Prompt
Print all of the data exactly as written.

Stored entries

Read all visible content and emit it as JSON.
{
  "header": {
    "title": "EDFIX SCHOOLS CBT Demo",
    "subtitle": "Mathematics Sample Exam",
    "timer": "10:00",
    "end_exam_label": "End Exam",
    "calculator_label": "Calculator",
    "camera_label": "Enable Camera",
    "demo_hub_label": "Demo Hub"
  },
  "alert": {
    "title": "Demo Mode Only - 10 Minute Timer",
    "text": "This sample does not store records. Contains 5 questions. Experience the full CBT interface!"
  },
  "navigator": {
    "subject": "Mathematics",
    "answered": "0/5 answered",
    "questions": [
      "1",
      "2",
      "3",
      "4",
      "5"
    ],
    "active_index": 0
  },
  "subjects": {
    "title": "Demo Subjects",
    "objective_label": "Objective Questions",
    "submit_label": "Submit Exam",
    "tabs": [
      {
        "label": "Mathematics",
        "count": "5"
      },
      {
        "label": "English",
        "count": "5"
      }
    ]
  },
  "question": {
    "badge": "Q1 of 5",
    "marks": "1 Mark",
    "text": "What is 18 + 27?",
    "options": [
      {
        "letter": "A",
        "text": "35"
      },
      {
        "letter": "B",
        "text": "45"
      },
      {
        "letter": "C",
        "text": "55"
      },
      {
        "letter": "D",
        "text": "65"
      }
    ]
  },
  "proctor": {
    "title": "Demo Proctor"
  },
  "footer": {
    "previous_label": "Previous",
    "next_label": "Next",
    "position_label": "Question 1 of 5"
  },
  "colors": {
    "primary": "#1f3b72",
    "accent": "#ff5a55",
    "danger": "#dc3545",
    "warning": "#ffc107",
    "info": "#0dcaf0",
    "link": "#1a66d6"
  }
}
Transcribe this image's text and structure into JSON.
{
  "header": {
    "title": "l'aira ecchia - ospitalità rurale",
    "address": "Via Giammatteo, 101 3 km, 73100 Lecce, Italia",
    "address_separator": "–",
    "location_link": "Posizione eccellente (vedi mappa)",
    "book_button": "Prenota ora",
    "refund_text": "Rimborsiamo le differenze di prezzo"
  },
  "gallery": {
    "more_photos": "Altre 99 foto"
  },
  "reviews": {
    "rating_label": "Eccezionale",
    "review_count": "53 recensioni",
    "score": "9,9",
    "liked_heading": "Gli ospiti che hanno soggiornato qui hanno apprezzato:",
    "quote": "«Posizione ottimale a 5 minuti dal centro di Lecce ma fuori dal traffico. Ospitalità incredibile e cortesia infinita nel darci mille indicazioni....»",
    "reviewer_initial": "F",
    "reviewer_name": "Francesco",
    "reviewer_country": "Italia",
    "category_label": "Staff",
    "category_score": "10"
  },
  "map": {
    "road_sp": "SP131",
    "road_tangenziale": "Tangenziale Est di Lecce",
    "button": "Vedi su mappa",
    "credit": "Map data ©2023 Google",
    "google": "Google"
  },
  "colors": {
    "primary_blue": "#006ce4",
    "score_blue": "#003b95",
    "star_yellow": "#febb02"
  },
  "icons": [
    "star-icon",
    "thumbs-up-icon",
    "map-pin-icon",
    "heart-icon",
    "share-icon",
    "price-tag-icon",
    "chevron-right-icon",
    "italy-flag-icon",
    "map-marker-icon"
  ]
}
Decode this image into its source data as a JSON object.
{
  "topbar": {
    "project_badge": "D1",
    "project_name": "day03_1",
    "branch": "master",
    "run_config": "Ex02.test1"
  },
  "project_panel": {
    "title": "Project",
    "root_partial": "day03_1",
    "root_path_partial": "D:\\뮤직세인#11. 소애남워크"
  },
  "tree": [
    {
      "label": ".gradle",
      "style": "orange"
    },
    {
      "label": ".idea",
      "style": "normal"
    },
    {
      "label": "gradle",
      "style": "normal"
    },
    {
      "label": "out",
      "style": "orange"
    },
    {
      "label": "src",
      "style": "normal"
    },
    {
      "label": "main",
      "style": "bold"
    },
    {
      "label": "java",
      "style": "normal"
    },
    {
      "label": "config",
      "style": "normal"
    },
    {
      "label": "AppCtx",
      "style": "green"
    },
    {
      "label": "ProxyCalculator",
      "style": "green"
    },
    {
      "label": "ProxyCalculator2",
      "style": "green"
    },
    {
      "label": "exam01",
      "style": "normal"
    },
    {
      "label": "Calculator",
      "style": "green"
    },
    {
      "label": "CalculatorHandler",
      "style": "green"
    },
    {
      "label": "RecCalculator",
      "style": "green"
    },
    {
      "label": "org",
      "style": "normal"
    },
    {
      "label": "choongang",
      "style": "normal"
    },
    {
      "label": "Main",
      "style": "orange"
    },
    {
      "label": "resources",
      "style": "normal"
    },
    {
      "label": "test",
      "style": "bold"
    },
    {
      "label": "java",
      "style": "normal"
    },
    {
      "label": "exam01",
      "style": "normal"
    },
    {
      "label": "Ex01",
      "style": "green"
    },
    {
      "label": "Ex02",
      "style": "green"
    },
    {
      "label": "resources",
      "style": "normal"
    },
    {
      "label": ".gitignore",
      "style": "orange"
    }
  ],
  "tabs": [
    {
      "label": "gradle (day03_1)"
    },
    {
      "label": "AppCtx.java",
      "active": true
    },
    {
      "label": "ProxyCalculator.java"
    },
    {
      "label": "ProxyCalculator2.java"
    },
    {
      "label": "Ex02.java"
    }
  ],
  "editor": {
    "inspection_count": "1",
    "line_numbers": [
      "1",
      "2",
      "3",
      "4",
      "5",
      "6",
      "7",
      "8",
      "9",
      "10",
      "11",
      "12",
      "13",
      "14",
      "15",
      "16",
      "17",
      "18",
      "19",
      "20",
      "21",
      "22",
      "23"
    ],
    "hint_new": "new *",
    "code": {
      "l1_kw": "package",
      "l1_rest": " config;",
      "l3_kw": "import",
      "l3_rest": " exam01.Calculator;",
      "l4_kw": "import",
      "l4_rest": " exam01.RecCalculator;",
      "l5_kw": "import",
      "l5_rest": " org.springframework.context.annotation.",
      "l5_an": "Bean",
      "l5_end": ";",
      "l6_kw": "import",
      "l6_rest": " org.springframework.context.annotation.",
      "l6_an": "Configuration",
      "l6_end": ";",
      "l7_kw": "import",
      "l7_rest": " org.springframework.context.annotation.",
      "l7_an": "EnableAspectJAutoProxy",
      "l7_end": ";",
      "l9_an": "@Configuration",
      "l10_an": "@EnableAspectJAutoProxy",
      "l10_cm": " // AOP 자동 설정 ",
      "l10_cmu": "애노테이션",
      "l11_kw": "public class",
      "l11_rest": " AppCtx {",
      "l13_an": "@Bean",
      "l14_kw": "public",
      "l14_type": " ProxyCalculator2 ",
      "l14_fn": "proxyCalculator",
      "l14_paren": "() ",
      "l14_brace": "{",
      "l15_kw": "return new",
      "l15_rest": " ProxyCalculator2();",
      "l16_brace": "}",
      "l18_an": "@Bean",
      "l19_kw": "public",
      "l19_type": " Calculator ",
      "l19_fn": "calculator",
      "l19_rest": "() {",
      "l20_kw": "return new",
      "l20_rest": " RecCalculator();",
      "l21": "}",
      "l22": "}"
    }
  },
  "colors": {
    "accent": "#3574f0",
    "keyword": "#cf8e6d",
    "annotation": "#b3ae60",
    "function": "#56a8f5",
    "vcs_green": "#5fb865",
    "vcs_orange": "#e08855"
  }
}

Written response
Read all visible content and emit it as JSON.
{
  "header": {
    "title": "EDFIX SCHOOLS CBT Demo",
    "subtitle": "Mathematics Sample Exam",
    "timer": "10:00",
    "end_exam_label": "End Exam",
    "calculator_label": "Calculator",
    "camera_label": "Enable Camera",
    "demo_hub_label": "Demo Hub"
  },
  "alert": {
    "title": "Demo Mode Only - 10 Minute Timer",
    "text": "This sample does not store records. Contains 5 questions. Experience the full CBT interface!"
  },
  "navigator": {
    "subject": "Mathematics",
    "answered": "0/5 answered",
    "questions": [
      "1",
      "2",
      "3",
      "4",
      "5"
    ],
    "active_index": 0
  },
  "subjects": {
    "title": "Demo Subjects",
    "objective_label": "Objective Questions",
    "submit_label": "Submit Exam",
    "tabs": [
      {
        "label": "Mathematics",
        "count": "5"
      },
      {
        "label": "English",
        "count": "5"
      }
    ]
  },
  "question": {
    "badge": "Q1 of 5",
    "marks": "1 Mark",
    "text": "What is 18 + 27?",
    "options": [
      {
        "letter": "A",
        "text": "35"
      },
      {
        "letter": "B",
        "text": "45"
      },
      {
        "letter": "C",
        "text": "55"
      },
      {
        "letter": "D",
        "text": "65"
      }
    ]
  },
  "proctor": {
    "title": "Demo Proctor"
  },
  "footer": {
    "previous_label": "Previous",
    "next_label": "Next",
    "position_label": "Question 1 of 5"
  },
  "colors": {
    "primary": "#1f3b72",
    "accent": "#ff5a55",
    "danger": "#dc3545",
    "warning": "#ffc107",
    "info": "#0dcaf0",
    "link": "#1a66d6"
  }
}
Transcribe this image's text and structure into JSON.
{
  "header": {
    "title": "l'aira ecchia - ospitalità rurale",
    "address": "Via Giammatteo, 101 3 km, 73100 Lecce, Italia",
    "address_separator": "–",
    "location_link": "Posizione eccellente (vedi mappa)",
    "book_button": "Prenota ora",
    "refund_text": "Rimborsiamo le differenze di prezzo"
  },
  "gallery": {
    "more_photos": "Altre 99 foto"
  },
  "reviews": {
    "rating_label": "Eccezionale",
    "review_count": "53 recensioni",
    "score": "9,9",
    "liked_heading": "Gli ospiti che hanno soggiornato qui hanno apprezzato:",
    "quote": "«Posizione ottimale a 5 minuti dal centro di Lecce ma fuori dal traffico. Ospitalità incredibile e cortesia infinita nel darci mille indicazioni....»",
    "reviewer_initial": "F",
    "reviewer_name": "Francesco",
    "reviewer_country": "Italia",
    "category_label": "Staff",
    "category_score": "10"
  },
  "map": {
    "road_sp": "SP131",
    "road_tangenziale": "Tangenziale Est di Lecce",
    "button": "Vedi su mappa",
    "credit": "Map data ©2023 Google",
    "google": "Google"
  },
  "colors": {
    "primary_blue": "#006ce4",
    "score_blue": "#003b95",
    "star_yellow": "#febb02"
  },
  "icons": [
    "star-icon",
    "thumbs-up-icon",
    "map-pin-icon",
    "heart-icon",
    "share-icon",
    "price-tag-icon",
    "chevron-right-icon",
    "italy-flag-icon",
    "map-marker-icon"
  ]
}
Decode this image into its source data as a JSON object.
{
  "topbar": {
    "project_badge": "D1",
    "project_name": "day03_1",
    "branch": "master",
    "run_config": "Ex02.test1"
  },
  "project_panel": {
    "title": "Project",
    "root_partial": "day03_1",
    "root_path_partial": "D:\\뮤직세인#11. 소애남워크"
  },
  "tree": [
    {
      "label": ".gradle",
      "style": "orange"
    },
    {
      "label": ".idea",
      "style": "normal"
    },
    {
      "label": "gradle",
      "style": "normal"
    },
    {
      "label": "out",
      "style": "orange"
    },
    {
      "label": "src",
      "style": "normal"
    },
    {
      "label": "main",
      "style": "bold"
    },
    {
      "label": "java",
      "style": "normal"
    },
    {
      "label": "config",
      "style": "normal"
    },
    {
      "label": "AppCtx",
      "style": "green"
    },
    {
      "label": "ProxyCalculator",
      "style": "green"
    },
    {
      "label": "ProxyCalculator2",
      "style": "green"
    },
    {
      "label": "exam01",
      "style": "normal"
    },
    {
      "label": "Calculator",
      "style": "green"
    },
    {
      "label": "CalculatorHandler",
      "style": "green"
    },
    {
      "label": "RecCalculator",
      "style": "green"
    },
    {
      "label": "org",
      "style": "normal"
    },
    {
      "label": "choongang",
      "style": "normal"
    },
    {
      "label": "Main",
      "style": "orange"
    },
    {
      "label": "resources",
      "style": "normal"
    },
    {
      "label": "test",
      "style": "bold"
    },
    {
      "label": "java",
      "style": "normal"
    },
    {
      "label": "exam01",
      "style": "normal"
    },
    {
      "label": "Ex01",
      "style": "green"
    },
    {
      "label": "Ex02",
      "style": "green"
    },
    {
      "label": "resources",
      "style": "normal"
    },
    {
      "label": ".gitignore",
      "style": "orange"
    }
  ],
  "tabs": [
    {
      "label": "gradle (day03_1)"
    },
    {
      "label": "AppCtx.java",
      "active": true
    },
    {
      "label": "ProxyCalculator.java"
    },
    {
      "label": "ProxyCalculator2.java"
    },
    {
      "label": "Ex02.java"
    }
  ],
  "editor": {
    "inspection_count": "1",
    "line_numbers": [
      "1",
      "2",
      "3",
      "4",
      "5",
      "6",
      "7",
      "8",
      "9",
      "10",
      "11",
      "12",
      "13",
      "14",
      "15",
      "16",
      "17",
      "18",
      "19",
      "20",
      "21",
      "22",
      "23"
    ],
    "hint_new": "new *",
    "code": {
      "l1_kw": "package",
      "l1_rest": " config;",
      "l3_kw": "import",
      "l3_rest": " exam01.Calculator;",
      "l4_kw": "import",
      "l4_rest": " exam01.RecCalculator;",
      "l5_kw": "import",
      "l5_rest": " org.springframework.context.annotation.",
      "l5_an": "Bean",
      "l5_end": ";",
      "l6_kw": "import",
      "l6_rest": " org.springframework.context.annotation.",
      "l6_an": "Configuration",
      "l6_end": ";",
      "l7_kw": "import",
      "l7_rest": " org.springframework.context.annotation.",
      "l7_an": "EnableAspectJAutoProxy",
      "l7_end": ";",
      "l9_an": "@Configuration",
      "l10_an": "@EnableAspectJAutoProxy",
      "l10_cm": " // AOP 자동 설정 ",
      "l10_cmu": "애노테이션",
      "l11_kw": "public class",
      "l11_rest": " AppCtx {",
      "l13_an": "@Bean",
      "l14_kw": "public",
      "l14_type": " ProxyCalculator2 ",
      "l14_fn": "proxyCalculator",
      "l14_paren": "() ",
      "l14_brace": "{",
      "l15_kw": "return new",
      "l15_rest": " ProxyCalculator2();",
      "l16_brace": "}",
      "l18_an": "@Bean",
      "l19_kw": "public",
      "l19_type": " Calculator ",
      "l19_fn": "calculator",
      "l19_rest": "() {",
      "l20_kw": "return new",
      "l20_rest": " RecCalculator();",
      "l21": "}",
      "l22": "}"
    }
  },
  "colors": {
    "accent": "#3574f0",
    "keyword": "#cf8e6d",
    "annotation": "#b3ae60",
    "function": "#56a8f5",
    "vcs_green": "#5fb865",
    "vcs_orange": "#e08855"
  }
}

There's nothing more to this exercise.